Write out all entries word for word.

★ ★ ★ ★

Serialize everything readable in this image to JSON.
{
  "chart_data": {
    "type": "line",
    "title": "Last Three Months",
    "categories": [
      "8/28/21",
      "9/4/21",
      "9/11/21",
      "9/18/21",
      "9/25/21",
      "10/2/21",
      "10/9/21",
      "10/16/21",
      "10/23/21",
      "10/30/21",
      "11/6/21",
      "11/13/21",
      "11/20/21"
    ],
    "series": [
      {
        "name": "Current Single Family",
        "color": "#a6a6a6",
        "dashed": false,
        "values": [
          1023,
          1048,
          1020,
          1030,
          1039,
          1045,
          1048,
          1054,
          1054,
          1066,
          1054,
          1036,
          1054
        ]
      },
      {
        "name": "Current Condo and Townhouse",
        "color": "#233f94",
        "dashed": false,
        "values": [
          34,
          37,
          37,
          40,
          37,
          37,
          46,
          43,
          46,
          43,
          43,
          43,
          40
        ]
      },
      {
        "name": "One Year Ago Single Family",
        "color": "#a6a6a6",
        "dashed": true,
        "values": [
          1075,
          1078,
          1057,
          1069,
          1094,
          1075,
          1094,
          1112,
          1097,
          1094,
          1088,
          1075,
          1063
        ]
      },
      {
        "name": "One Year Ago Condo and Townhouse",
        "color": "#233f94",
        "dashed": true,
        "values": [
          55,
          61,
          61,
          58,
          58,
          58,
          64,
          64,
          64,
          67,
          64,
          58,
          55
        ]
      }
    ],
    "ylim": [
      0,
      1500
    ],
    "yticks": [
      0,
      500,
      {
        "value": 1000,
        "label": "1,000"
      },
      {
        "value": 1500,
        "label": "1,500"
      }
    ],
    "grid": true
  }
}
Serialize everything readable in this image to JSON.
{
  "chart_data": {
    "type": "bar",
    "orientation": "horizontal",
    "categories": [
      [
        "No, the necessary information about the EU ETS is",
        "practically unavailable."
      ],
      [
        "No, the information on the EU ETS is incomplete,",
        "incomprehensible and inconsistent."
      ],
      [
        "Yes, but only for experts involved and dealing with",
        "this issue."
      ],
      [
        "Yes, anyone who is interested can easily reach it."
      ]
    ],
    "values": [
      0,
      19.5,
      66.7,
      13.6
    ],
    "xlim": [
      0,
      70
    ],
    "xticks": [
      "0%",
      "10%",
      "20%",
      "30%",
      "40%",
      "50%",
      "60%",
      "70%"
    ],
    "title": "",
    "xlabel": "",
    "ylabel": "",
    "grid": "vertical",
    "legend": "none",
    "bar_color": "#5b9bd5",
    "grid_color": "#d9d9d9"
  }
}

★ ★ ★ ★

• **RESULT OF THIS EXERCISE**:
Serialize everything readable in this image to JSON.
{
  "chart_data": {
    "type": "line",
    "title": "Last Three Months",
    "categories": [
      "8/28/21",
      "9/4/21",
      "9/11/21",
      "9/18/21",
      "9/25/21",
      "10/2/21",
      "10/9/21",
      "10/16/21",
      "10/23/21",
      "10/30/21",
      "11/6/21",
      "11/13/21",
      "11/20/21"
    ],
    "series": [
      {
        "name": "Current Single Family",
        "color": "#a6a6a6",
        "dashed": false,
        "values": [
          1023,
          1048,
          1020,
          1030,
          1039,
          1045,
          1048,
          1054,
          1054,
          1066,
          1054,
          1036,
          1054
        ]
      },
      {
        "name": "Current Condo and Townhouse",
        "color": "#233f94",
        "dashed": false,
        "values": [
          34,
          37,
          37,
          40,
          37,
          37,
          46,
          43,
          46,
          43,
          43,
          43,
          40
        ]
      },
      {
        "name": "One Year Ago Single Family",
        "color": "#a6a6a6",
        "dashed": true,
        "values": [
          1075,
          1078,
          1057,
          1069,
          1094,
          1075,
          1094,
          1112,
          1097,
          1094,
          1088,
          1075,
          1063
        ]
      },
      {
        "name": "One Year Ago Condo and Townhouse",
        "color": "#233f94",
        "dashed": true,
        "values": [
          55,
          61,
          61,
          58,
          58,
          58,
          64,
          64,
          64,
          67,
          64,
          58,
          55
        ]
      }
    ],
    "ylim": [
      0,
      1500
    ],
    "yticks": [
      0,
      500,
      {
        "value": 1000,
        "label": "1,000"
      },
      {
        "value": 1500,
        "label": "1,500"
      }
    ],
    "grid": true
  }
}
Serialize everything readable in this image to JSON.
{
  "chart_data": {
    "type": "bar",
    "orientation": "horizontal",
    "categories": [
      [
        "No, the necessary information about the EU ETS is",
        "practically unavailable."
      ],
      [
        "No, the information on the EU ETS is incomplete,",
        "incomprehensible and inconsistent."
      ],
      [
        "Yes, but only for experts involved and dealing with",
        "this issue."
      ],
      [
        "Yes, anyone who is interested can easily reach it."
      ]
    ],
    "values": [
      0,
      19.5,
      66.7,
      13.6
    ],
    "xlim": [
      0,
      70
    ],
    "xticks": [
      "0%",
      "10%",
      "20%",
      "30%",
      "40%",
      "50%",
      "60%",
      "70%"
    ],
    "title": "",
    "xlabel": "",
    "ylabel": "",
    "grid": "vertical",
    "legend": "none",
    "bar_color": "#5b9bd5",
    "grid_color": "#d9d9d9"
  }
}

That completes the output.